→ İstenen Görev a: Erdoğan'ın Roma'ya gidişini anlatan haber metnini hiçbir değişiklik yapmadan baştan sona yeniden yazın.

→ Alıntı Metin:
----
Erdoğan, Roma'ya gidiyor
Abone olBaşbakan Erdoğan, Avrupa Anayasası İmza Töreni için Roma'ya gitmeden önce yaptığı açıklamada, AB Komisyonu tavsiyesinin tarihi adım olduğunu söyle vurguladı:
Başbakan Recep Tayyip Erdoğan, Avrupa Anayasası İmza Töreni'ne
katılmak ve temaslarda bulunmak üzere, özel uçak ATA ile saat
20.00'de Roma'ya gitti. Erdoğan'ı, Esenboğa Havalimanı'ndan, Devlet
Bakanı ve Başbakan Yardımcısı Mehmet Ali Şahin, Devlet Bakanı Beşir
Atalay, Ankara Valisi Kemal Önal ve öteki yetkililer uğurladı.
----
→ Kaynak Veriler:

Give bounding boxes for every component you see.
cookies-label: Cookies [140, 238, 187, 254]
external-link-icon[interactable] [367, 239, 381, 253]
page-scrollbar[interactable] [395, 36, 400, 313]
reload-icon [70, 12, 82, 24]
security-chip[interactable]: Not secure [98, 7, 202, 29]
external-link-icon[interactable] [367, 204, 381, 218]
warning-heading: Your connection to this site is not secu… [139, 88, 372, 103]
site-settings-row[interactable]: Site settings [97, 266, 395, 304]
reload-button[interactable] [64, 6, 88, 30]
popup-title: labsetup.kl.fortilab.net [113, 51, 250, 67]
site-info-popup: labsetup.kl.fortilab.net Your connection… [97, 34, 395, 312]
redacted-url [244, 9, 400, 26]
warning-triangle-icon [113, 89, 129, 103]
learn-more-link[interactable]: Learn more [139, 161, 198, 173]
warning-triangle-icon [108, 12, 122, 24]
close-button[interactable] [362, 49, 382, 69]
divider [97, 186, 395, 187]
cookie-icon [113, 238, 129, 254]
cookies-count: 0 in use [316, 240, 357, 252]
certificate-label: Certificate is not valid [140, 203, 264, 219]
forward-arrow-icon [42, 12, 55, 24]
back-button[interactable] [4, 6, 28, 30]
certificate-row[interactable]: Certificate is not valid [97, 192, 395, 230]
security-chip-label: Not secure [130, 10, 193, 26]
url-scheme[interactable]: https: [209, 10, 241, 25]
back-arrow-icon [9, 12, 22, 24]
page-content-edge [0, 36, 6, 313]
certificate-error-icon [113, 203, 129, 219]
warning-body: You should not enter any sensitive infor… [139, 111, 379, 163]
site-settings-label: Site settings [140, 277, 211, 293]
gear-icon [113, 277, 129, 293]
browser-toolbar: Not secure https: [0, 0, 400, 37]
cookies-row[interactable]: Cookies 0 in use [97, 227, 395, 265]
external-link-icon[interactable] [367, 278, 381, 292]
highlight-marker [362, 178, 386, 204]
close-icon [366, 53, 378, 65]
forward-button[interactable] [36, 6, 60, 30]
----
→ İstenen Görev b: Kayıtların ilk satırından "warning-heading: Your connection" ifadesini içeren satıra kadar olan satırları, iki uç da dahil, "Sıra" ve "Satır" sütunlarından oluşan bir Markdown tablosu olarak verin. Boş satırları tabloya almayın.

→ Görev Yanıtı a:
Erdoğan, Roma'ya gidiyor
Abone olBaşbakan Erdoğan, Avrupa Anayasası İmza Töreni için Roma'ya gitmeden önce yaptığı açıklamada, AB Komisyonu tavsiyesinin tarihi adım olduğunu söyle vurguladı:
Başbakan Recep Tayyip Erdoğan, Avrupa Anayasası İmza Töreni'ne
katılmak ve temaslarda bulunmak üzere, özel uçak ATA ile saat
20.00'de Roma'ya gitti. Erdoğan'ı, Esenboğa Havalimanı'ndan, Devlet
Bakanı ve Başbakan Yardımcısı Mehmet Ali Şahin, Devlet Bakanı Beşir
Atalay, Ankara Valisi Kemal Önal ve öteki yetkililer uğurladı.

→ Görev Yanıtı b:
| Sıra | Satır |
|---|---|
| 1 | Give bounding boxes for every component you see. |
| 2 | cookies-label: Cookies [140, 238, 187, 254] |
| 3 | external-link-icon[interactable] [367, 239, 381, 253] |
| 4 | page-scrollbar[interactable] [395, 36, 400, 313] |
| 5 | reload-icon [70, 12, 82, 24] |
| 6 | security-chip[interactable]: Not secure [98, 7, 202, 29] |
| 7 | external-link-icon[interactable] [367, 204, 381, 218] |
| 8 | warning-heading: Your connection to this site is not secu… [139, 88, 372, 103] |